- **Given exercise**: Which lines in the material below contain the word "Demirovic"? Copy each of them.

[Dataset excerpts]

::::::::::

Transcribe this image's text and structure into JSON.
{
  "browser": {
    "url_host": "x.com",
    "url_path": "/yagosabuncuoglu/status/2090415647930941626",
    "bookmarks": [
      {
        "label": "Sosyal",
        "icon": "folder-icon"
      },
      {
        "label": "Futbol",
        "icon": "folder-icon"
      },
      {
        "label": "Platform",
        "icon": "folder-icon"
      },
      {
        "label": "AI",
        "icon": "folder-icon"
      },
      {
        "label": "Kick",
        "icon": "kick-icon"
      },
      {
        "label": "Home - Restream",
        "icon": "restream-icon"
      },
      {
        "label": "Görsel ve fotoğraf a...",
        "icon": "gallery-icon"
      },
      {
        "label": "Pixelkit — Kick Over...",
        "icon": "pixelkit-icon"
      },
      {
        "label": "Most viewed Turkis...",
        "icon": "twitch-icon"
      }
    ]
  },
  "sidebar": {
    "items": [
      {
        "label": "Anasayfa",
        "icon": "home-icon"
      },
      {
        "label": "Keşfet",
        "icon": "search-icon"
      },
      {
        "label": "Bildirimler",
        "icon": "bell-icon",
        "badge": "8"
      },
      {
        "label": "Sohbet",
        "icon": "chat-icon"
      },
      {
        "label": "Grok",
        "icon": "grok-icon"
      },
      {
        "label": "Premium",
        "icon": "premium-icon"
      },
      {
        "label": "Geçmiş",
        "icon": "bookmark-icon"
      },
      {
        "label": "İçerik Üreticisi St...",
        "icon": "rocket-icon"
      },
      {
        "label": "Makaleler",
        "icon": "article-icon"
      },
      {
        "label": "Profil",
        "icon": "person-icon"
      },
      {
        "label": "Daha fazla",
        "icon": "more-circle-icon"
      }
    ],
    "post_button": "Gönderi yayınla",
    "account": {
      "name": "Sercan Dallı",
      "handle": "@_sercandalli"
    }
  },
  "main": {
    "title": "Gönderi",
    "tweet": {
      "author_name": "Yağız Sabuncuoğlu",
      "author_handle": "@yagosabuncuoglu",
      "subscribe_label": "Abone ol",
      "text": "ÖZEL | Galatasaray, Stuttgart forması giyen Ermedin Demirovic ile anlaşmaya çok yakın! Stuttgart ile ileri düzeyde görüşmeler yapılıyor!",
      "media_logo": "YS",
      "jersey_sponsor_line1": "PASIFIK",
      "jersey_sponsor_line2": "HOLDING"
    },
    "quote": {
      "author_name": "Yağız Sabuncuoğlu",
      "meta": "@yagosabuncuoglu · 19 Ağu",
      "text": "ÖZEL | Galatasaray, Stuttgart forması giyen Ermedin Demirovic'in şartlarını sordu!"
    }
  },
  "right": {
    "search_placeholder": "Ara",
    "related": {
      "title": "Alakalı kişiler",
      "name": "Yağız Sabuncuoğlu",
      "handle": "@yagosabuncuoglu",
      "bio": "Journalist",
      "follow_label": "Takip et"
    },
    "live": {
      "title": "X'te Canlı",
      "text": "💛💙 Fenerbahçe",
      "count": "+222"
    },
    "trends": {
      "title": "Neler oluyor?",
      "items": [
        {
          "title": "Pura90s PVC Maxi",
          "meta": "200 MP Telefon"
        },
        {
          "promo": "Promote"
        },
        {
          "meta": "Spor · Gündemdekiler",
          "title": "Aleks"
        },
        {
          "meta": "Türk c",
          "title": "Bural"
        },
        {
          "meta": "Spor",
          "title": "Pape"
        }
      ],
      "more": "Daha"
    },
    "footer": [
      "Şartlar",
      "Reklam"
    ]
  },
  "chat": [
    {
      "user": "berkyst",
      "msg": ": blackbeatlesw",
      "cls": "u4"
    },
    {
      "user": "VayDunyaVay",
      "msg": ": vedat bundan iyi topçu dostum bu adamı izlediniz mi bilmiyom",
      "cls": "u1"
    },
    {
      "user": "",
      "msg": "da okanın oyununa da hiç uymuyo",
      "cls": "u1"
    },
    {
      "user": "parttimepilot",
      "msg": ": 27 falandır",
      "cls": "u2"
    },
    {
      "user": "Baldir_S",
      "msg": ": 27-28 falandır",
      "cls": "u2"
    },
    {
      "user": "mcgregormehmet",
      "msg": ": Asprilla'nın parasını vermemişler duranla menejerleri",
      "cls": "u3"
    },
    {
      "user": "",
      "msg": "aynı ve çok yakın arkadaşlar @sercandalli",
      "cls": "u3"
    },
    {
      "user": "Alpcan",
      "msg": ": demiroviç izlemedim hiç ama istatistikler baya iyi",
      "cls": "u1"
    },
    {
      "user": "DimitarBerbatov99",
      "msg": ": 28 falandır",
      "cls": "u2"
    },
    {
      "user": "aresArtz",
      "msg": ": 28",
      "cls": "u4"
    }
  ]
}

::::::::::

- **Expected answer**:
      "text": "ÖZEL | Galatasaray, Stuttgart forması giyen Ermedin Demirovic ile anlaşmaya çok yakın! Stuttgart ile ileri düzeyde görüşmeler yapılıyor!",
      "text": "ÖZEL | Galatasaray, Stuttgart forması giyen Ermedin Demirovic'in şartlarını sordu!"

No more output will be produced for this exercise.